* Start Records shown *

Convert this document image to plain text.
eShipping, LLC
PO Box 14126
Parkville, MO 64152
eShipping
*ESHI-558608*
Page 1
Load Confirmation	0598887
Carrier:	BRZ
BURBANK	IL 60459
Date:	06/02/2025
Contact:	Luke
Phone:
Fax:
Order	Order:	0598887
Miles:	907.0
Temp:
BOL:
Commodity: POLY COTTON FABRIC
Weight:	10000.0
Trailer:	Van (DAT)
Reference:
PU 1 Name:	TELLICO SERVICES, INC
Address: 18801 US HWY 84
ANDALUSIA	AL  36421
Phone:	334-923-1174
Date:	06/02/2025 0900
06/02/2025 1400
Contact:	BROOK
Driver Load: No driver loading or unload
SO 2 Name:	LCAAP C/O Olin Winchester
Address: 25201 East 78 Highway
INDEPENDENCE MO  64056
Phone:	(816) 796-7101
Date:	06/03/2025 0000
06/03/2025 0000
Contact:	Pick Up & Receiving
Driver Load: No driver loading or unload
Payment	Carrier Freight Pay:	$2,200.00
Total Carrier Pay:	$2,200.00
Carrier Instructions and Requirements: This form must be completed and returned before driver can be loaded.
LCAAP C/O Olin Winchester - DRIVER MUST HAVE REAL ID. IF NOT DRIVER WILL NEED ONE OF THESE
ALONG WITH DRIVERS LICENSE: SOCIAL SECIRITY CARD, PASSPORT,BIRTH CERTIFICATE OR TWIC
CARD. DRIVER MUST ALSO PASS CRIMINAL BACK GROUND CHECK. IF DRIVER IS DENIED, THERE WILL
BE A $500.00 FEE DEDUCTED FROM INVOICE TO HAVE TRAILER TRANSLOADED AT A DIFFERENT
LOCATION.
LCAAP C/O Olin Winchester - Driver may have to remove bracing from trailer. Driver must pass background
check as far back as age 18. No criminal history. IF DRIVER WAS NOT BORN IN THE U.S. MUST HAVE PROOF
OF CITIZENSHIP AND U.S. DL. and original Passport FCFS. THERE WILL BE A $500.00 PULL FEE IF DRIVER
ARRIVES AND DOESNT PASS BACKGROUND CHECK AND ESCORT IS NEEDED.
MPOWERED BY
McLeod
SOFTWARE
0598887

* End Records shown *

Requirements: Look through the data and show every line containing "CARD".

Expected answer:
ALONG WITH DRIVERS LICENSE: SOCIAL SECIRITY CARD, PASSPORT,BIRTH CERTIFICATE OR TWIC
CARD. DRIVER MUST ALSO PASS CRIMINAL BACK GROUND CHECK. IF DRIVER IS DENIED, THERE WILL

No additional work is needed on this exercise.